__TEXTO APRESENTADO__.
----------

Cury promete virar o Estado do avesso, mas números e viabilidade entram na mira

O candidato aposta em taxar bets, cortar ministérios e digitalizar o governo com inteligência artificial. Checagens e analistas, porém, apontam dados imprecisos, contradições e falta de detalhamento.
Cury promete virar o Estado do avesso, mas números e viabilidade entram na mira

Cury promete virar o Estado do avesso, mas números e viabilidade entram na mira
Augusto Cury apresentou uma reforma ambiciosa do Estado, combinando cortes, novos órgãos e inteligência artificial. O projeto busca transmitir ousadia, mas abriu uma distância incômoda entre a escala das promessas e sua viabilidade.

De um lado, o candidato do Avante defendeu elevar para 52% a tributação das empresas de apostas, ante os 12% mencionados por ele. “Eu taxaria as bets seriamente”, afirmou, calculando que a medida, somada à digitalização do governo e ao controle de despesas, poderia gerar entre R$ 150 bilhões e R$ 200 bilhões. Cury também prometeu revisar 50 mil cargos comissionados, financiar 10 milhões de microempresas e cortar de oito a dez ministérios.

Do outro, o enxugamento viria acompanhado de novas estruturas. Cury propôs um Ministério da Segurança Pública e uma secretaria executiva — ou até um ministério — de Inteligência Artificial e Robótica. “Sim, nós vamos cortar, mas em algumas áreas nós temos que aumentar, e aumentar de maneira urgente”, explicou. Ele ainda defendeu telemedicina no SUS, rejeitou outra reforma da Previdência e sugeriu dividir o BNDES em duas instituições.

A aposta na tecnologia funciona como elo entre quase todas as propostas: modernizar serviços, elevar a produtividade e reduzir gastos. Para os críticos, porém, ela também serviu como resposta genérica quando faltaram detalhes. Colunistas do GLOBO deram média 1, numa escala de 1 a 5, e classificaram o desempenho como “não convincente”. Entre as críticas, apontaram confusão sobre o arcabouço fiscal, dificuldade para explicar o ajuste das contas e ideias consideradas pouco viáveis.

A checagem factual aprofundou esse contraste. O Fato ou Fake concluiu que Cury superestimou em cerca de dez vezes a receita das bets: ele citou até R$ 400 bilhões anuais, enquanto o valor bruto registrado em 2025 foi de R$ 37 bilhões. Também considerou desatualizada a alíquota de 12% e imprecisa a estimativa de R$ 100 bilhões para o impacto de cada ponto da Selic. Em compensação, confirmou os números apresentados sobre feminicídios e produção agrícola.

Cury saiu da entrevista com uma plataforma de alto impacto. O desafio, exposto pela sabatina, é transformá-la em contas, cronogramas e políticas executáveis.

----------

__DADOS PARA ANÁLISE__.
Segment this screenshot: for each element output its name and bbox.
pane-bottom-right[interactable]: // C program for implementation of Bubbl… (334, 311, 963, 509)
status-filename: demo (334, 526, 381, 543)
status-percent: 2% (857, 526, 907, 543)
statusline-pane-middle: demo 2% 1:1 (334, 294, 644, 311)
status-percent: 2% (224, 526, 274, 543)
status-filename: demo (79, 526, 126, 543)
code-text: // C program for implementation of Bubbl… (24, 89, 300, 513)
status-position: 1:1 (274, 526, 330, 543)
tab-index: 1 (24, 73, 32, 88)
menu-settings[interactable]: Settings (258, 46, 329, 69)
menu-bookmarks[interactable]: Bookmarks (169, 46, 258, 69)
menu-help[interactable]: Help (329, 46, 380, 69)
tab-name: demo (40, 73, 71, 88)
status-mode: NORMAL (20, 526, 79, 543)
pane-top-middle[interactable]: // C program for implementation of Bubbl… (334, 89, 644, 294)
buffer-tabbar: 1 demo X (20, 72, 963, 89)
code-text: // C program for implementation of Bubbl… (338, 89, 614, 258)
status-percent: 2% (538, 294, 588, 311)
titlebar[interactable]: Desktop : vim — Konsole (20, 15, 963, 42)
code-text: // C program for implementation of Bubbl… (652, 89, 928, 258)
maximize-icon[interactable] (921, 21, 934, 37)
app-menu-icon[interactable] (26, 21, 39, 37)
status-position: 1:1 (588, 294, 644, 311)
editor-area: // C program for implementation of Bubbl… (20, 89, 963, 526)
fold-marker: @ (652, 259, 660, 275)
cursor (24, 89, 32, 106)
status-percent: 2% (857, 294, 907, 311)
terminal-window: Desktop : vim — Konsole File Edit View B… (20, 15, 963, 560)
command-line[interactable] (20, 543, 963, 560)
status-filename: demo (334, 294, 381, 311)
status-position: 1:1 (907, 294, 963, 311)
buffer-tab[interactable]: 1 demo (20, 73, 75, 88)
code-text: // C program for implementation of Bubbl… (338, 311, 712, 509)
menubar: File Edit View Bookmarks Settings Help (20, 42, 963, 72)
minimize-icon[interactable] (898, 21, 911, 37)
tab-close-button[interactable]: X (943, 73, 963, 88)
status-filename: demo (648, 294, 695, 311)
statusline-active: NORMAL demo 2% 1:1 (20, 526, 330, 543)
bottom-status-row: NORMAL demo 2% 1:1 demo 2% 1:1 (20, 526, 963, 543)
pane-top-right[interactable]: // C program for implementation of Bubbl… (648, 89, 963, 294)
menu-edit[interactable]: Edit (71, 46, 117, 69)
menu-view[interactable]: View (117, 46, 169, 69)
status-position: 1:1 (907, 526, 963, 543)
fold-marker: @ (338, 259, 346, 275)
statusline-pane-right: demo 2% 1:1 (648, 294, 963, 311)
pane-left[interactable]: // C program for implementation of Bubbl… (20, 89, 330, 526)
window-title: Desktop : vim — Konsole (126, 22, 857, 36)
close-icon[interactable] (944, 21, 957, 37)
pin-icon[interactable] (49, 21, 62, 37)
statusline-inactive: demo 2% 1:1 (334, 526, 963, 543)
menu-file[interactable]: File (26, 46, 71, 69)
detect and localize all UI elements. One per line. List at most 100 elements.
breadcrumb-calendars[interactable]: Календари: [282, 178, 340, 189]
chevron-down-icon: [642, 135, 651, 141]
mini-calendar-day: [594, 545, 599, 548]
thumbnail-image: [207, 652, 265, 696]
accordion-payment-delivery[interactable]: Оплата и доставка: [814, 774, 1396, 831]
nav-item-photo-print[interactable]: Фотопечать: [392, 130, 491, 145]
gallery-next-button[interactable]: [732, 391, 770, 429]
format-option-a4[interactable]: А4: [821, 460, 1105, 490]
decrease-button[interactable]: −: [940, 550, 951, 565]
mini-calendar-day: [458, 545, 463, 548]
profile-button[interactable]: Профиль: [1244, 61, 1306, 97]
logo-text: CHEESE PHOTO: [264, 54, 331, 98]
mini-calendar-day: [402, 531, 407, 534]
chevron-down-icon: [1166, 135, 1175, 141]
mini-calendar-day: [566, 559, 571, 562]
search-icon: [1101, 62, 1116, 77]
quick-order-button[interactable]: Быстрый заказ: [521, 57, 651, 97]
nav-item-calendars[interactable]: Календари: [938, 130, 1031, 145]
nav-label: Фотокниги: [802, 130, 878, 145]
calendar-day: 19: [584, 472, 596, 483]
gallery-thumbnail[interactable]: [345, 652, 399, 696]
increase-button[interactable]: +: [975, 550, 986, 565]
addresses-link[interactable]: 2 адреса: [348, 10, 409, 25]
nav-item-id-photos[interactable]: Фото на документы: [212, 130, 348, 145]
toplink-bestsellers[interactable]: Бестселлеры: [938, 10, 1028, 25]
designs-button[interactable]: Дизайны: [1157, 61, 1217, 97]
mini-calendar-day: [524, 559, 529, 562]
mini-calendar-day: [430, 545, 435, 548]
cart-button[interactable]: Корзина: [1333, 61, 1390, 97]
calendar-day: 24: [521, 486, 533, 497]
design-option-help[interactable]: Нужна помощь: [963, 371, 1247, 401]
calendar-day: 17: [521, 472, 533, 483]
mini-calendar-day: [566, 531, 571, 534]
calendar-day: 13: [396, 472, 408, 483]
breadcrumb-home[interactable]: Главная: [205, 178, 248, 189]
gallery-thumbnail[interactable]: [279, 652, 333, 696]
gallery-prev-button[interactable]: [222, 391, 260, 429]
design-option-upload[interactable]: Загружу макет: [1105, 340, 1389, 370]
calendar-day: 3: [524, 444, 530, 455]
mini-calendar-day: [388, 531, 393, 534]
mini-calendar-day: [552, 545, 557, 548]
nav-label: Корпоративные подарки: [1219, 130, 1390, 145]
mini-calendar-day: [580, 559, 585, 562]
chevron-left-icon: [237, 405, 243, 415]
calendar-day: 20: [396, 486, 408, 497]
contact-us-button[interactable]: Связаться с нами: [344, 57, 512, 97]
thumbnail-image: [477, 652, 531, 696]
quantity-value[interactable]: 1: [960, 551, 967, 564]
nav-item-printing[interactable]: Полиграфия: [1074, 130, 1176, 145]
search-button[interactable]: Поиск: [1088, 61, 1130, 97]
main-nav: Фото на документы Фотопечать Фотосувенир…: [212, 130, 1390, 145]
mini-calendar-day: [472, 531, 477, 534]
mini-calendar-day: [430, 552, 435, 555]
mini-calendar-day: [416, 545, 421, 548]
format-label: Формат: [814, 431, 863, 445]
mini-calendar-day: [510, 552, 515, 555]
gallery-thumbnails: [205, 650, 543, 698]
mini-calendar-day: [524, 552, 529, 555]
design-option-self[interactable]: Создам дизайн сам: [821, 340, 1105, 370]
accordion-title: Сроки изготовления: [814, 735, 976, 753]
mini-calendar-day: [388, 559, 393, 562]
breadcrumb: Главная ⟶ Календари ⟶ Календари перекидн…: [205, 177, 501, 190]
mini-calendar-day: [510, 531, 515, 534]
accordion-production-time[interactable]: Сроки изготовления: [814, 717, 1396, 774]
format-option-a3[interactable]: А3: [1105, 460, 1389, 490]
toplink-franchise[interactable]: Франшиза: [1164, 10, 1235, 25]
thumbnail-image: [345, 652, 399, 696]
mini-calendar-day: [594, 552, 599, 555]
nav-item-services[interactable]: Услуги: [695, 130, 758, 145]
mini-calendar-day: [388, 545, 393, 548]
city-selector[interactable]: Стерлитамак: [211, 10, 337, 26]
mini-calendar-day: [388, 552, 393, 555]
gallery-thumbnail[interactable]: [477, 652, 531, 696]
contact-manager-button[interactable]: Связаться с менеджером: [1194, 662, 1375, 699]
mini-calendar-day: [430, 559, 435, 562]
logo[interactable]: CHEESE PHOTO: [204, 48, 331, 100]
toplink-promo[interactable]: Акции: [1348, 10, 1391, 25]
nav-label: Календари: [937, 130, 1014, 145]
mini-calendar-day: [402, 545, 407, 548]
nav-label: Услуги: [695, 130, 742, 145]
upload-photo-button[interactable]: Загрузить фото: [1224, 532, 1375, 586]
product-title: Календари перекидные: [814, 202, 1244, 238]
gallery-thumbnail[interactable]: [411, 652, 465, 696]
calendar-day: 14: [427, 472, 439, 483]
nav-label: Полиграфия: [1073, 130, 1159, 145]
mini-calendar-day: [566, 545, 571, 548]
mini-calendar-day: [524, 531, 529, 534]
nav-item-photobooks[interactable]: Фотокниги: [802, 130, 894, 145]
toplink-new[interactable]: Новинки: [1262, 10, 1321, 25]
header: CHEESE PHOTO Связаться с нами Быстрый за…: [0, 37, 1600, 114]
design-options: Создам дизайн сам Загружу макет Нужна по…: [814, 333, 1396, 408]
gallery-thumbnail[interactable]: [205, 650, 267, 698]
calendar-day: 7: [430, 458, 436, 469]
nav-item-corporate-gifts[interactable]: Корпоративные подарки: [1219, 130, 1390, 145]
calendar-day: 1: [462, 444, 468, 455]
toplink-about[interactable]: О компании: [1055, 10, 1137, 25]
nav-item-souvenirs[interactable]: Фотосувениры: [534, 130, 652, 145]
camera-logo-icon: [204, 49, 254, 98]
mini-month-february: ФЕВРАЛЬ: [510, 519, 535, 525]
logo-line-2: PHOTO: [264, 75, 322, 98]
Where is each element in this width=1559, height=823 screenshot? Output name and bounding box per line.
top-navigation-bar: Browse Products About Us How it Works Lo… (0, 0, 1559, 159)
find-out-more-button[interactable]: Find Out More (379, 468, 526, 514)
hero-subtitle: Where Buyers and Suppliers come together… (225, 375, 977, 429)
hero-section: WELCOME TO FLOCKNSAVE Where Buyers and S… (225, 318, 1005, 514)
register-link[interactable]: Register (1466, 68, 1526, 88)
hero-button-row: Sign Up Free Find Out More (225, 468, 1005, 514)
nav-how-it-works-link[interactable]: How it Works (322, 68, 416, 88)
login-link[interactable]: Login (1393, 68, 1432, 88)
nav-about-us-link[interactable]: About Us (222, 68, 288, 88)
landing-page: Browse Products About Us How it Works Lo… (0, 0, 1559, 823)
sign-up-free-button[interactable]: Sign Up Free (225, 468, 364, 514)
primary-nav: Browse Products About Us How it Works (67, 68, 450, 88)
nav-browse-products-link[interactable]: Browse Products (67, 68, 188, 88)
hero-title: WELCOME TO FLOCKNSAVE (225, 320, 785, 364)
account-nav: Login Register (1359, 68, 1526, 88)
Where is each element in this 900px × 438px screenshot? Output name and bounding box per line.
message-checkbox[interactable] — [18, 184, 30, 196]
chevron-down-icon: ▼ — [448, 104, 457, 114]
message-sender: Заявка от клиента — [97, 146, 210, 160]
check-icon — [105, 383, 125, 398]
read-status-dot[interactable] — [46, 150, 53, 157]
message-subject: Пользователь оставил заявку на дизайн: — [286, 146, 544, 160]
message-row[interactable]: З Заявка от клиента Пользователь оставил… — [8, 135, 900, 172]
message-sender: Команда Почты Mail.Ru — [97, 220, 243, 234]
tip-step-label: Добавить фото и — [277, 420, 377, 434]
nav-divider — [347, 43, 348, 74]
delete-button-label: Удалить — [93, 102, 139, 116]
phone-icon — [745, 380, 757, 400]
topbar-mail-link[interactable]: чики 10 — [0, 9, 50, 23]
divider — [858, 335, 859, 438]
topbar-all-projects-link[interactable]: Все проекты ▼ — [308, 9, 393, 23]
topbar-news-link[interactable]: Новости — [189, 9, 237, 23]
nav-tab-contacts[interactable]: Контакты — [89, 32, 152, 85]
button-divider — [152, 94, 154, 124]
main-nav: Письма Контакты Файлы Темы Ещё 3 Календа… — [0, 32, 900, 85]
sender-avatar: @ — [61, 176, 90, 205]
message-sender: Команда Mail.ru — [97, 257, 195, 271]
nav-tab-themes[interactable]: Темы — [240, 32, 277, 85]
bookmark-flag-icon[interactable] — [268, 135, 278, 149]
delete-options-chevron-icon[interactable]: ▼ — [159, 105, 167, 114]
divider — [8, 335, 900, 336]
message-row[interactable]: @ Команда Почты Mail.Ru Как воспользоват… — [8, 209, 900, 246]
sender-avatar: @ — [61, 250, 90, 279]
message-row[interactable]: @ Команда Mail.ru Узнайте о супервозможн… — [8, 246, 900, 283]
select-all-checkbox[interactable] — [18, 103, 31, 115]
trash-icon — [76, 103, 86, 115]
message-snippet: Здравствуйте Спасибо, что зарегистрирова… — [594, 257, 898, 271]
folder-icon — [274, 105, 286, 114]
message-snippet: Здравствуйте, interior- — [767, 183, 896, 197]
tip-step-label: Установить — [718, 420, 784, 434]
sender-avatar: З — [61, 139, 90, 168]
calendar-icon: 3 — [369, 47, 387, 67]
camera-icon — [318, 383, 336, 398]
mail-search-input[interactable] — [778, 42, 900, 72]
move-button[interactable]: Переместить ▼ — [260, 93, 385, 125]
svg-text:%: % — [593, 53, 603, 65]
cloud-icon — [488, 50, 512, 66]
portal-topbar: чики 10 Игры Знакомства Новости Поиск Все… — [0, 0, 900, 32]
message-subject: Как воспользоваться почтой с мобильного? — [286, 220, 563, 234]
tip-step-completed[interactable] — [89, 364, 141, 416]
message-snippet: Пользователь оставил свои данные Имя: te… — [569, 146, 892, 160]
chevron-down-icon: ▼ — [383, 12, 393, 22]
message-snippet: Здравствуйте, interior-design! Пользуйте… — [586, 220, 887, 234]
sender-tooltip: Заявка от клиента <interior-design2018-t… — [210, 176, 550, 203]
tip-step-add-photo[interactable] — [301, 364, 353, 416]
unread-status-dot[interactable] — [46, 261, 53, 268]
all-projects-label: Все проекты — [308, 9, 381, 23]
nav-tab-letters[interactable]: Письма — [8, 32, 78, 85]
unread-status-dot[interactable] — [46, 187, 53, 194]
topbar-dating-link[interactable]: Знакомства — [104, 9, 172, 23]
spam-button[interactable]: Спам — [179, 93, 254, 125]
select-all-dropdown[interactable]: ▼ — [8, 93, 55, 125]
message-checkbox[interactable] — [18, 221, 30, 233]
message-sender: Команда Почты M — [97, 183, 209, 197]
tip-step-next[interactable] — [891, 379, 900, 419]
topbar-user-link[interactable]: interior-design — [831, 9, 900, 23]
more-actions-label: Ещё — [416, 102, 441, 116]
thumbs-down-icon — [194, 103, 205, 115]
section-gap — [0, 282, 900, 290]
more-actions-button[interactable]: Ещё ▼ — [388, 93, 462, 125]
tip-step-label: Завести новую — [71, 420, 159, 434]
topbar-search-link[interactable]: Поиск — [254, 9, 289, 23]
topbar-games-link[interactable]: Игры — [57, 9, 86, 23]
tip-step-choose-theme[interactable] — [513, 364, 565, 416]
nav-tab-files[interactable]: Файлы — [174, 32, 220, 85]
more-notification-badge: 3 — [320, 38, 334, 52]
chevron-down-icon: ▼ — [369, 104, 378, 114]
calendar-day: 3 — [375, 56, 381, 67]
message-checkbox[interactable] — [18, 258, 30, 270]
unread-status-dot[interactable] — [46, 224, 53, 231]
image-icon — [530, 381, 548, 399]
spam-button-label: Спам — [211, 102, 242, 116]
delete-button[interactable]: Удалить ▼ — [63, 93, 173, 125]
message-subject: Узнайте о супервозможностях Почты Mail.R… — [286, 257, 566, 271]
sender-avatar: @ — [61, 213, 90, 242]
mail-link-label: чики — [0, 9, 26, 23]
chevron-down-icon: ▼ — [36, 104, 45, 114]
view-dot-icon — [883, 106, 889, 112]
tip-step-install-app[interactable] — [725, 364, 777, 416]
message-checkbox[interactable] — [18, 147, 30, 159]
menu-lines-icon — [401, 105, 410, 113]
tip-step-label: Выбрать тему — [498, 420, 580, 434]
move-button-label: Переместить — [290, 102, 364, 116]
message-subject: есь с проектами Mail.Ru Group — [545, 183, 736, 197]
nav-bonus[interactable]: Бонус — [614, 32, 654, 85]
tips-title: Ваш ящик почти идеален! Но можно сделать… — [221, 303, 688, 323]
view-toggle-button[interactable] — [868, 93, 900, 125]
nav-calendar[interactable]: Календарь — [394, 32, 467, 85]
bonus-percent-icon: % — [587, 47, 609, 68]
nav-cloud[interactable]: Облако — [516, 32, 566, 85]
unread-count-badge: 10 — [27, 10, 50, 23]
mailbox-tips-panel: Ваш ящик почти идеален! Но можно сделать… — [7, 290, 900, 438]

----------

__O QUE FAZER__. Transcreva do texto sobre as propostas de Augusto Cury o trecho que começa em "A aposta na" e vai até "consideradas pouco viáveis.", incluindo essas palavras.

__RESPOSTA DO EXERCÍCIO__.
A aposta na tecnologia funciona como elo entre quase todas as propostas: modernizar serviços, elevar a produtividade e reduzir gastos. Para os críticos, porém, ela também serviu como resposta genérica quando faltaram detalhes. Colunistas do GLOBO deram média 1, numa escala de 1 a 5, e classificaram o desempenho como “não convincente”. Entre as críticas, apontaram confusão sobre o arcabouço fiscal, dificuldade para explicar o ajuste das contas e ideias consideradas pouco viáveis.